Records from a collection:
- - - -
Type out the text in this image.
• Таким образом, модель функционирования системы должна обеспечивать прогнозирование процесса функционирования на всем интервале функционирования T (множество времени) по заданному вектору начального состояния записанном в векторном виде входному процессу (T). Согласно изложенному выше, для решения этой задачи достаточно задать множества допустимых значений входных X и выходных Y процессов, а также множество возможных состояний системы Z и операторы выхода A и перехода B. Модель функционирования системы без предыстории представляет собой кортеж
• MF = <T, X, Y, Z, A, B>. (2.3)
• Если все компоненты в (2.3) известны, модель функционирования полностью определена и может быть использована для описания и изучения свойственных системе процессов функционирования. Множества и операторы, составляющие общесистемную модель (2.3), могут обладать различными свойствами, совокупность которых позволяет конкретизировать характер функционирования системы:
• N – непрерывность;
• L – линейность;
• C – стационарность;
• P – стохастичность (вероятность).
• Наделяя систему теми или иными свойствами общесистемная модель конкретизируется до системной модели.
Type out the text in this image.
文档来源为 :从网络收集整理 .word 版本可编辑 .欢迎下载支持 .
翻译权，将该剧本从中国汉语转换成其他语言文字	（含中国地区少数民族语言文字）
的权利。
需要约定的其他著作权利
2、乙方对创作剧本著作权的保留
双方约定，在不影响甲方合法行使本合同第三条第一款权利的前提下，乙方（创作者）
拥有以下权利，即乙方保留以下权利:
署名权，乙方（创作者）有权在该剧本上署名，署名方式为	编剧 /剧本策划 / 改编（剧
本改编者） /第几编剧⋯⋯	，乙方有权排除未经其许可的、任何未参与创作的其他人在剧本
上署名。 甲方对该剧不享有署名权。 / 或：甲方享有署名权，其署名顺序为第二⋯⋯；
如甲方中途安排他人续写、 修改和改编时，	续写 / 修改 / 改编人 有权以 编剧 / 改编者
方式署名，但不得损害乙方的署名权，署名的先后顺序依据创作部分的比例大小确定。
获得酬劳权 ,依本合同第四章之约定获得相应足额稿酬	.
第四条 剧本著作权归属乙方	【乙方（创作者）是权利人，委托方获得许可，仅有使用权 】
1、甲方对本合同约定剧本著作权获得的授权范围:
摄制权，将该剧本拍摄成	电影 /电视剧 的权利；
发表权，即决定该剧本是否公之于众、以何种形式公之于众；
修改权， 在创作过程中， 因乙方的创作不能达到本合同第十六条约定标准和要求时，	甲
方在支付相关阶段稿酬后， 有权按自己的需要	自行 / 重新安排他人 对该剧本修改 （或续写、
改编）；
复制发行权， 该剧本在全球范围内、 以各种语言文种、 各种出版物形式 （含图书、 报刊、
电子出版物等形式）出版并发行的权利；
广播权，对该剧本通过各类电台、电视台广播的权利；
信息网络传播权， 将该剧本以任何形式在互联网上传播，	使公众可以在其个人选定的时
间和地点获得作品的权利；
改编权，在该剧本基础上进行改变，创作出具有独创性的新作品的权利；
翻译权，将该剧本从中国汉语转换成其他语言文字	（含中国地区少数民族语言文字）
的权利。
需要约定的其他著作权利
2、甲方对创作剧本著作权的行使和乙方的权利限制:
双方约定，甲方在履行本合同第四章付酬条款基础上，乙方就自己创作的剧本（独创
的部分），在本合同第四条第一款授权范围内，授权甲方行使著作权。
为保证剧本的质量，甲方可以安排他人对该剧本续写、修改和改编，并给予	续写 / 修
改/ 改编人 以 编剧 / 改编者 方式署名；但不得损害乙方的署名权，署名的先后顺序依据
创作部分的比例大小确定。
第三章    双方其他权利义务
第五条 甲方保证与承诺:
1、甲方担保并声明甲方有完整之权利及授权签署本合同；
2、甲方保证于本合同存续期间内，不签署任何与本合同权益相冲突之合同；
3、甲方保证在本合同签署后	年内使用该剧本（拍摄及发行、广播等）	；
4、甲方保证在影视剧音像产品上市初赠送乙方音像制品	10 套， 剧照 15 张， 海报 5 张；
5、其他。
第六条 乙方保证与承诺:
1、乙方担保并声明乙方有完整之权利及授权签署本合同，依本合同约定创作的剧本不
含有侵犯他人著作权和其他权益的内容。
- - - -
## EXERCISE BRIEF
Each line that holds the string "双方约定" counts once; give the total and nothing else.

## REPLY TO THE TASK
2